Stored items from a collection

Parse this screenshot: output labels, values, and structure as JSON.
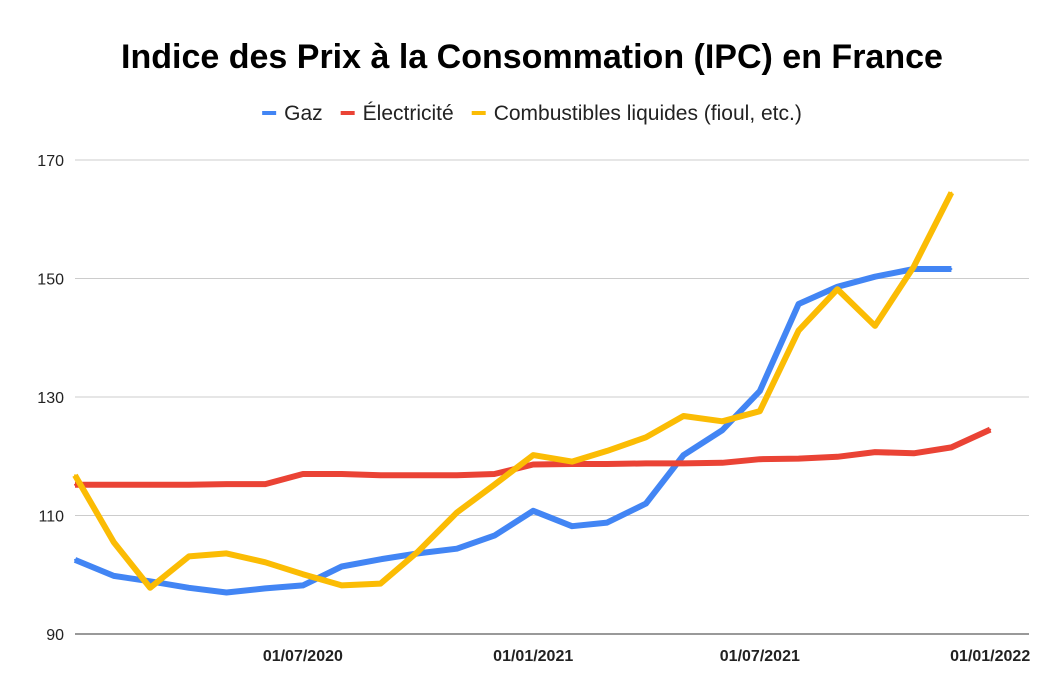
{
  "chart_data": {
    "type": "line",
    "title": "Indice des Prix à la Consommation (IPC) en France",
    "xlabel": "",
    "ylabel": "",
    "x": [
      "2020-01-01",
      "2020-02-01",
      "2020-03-01",
      "2020-04-01",
      "2020-05-01",
      "2020-06-01",
      "2020-07-01",
      "2020-08-01",
      "2020-09-01",
      "2020-10-01",
      "2020-11-01",
      "2020-12-01",
      "2021-01-01",
      "2021-02-01",
      "2021-03-01",
      "2021-04-01",
      "2021-05-01",
      "2021-06-01",
      "2021-07-01",
      "2021-08-01",
      "2021-09-01",
      "2021-10-01",
      "2021-11-01",
      "2021-12-01",
      "2022-01-01",
      "2022-02-01"
    ],
    "x_range": [
      "2020-01-01",
      "2022-02-01"
    ],
    "x_ticks": [
      "01/07/2020",
      "01/01/2021",
      "01/07/2021",
      "01/01/2022"
    ],
    "x_tick_dates": [
      "2020-07-01",
      "2021-01-01",
      "2021-07-01",
      "2022-01-01"
    ],
    "y_ticks": [
      90,
      110,
      130,
      150,
      170
    ],
    "ylim": [
      90,
      170
    ],
    "grid": true,
    "legend_position": "top",
    "series": [
      {
        "name": "Gaz",
        "color": "#4285F4",
        "values": [
          102.5,
          99.8,
          98.9,
          97.8,
          97.0,
          97.7,
          98.2,
          101.4,
          102.6,
          103.6,
          104.4,
          106.6,
          110.8,
          108.2,
          108.8,
          112.0,
          120.2,
          124.4,
          131.0,
          145.7,
          148.6,
          150.3,
          151.6,
          151.6,
          null,
          null
        ]
      },
      {
        "name": "Électricité",
        "color": "#EA4335",
        "values": [
          115.2,
          115.2,
          115.2,
          115.2,
          115.3,
          115.3,
          117.0,
          117.0,
          116.8,
          116.8,
          116.8,
          117.0,
          118.6,
          118.7,
          118.7,
          118.8,
          118.8,
          118.9,
          119.5,
          119.6,
          119.9,
          120.7,
          120.5,
          121.5,
          124.5,
          null
        ]
      },
      {
        "name": "Combustibles liquides (fioul, etc.)",
        "color": "#FBBC04",
        "values": [
          116.8,
          105.5,
          97.8,
          103.1,
          103.6,
          102.1,
          100.1,
          98.2,
          98.5,
          103.9,
          110.5,
          115.2,
          120.2,
          119.1,
          120.9,
          123.2,
          126.8,
          125.9,
          127.6,
          141.2,
          148.2,
          142.0,
          152.0,
          164.5,
          null,
          null
        ]
      }
    ]
  }
}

**Problem statement:** Among the records above, how many lines carry the string "color"? Reply with the number alone.

**Solved exercise:** 3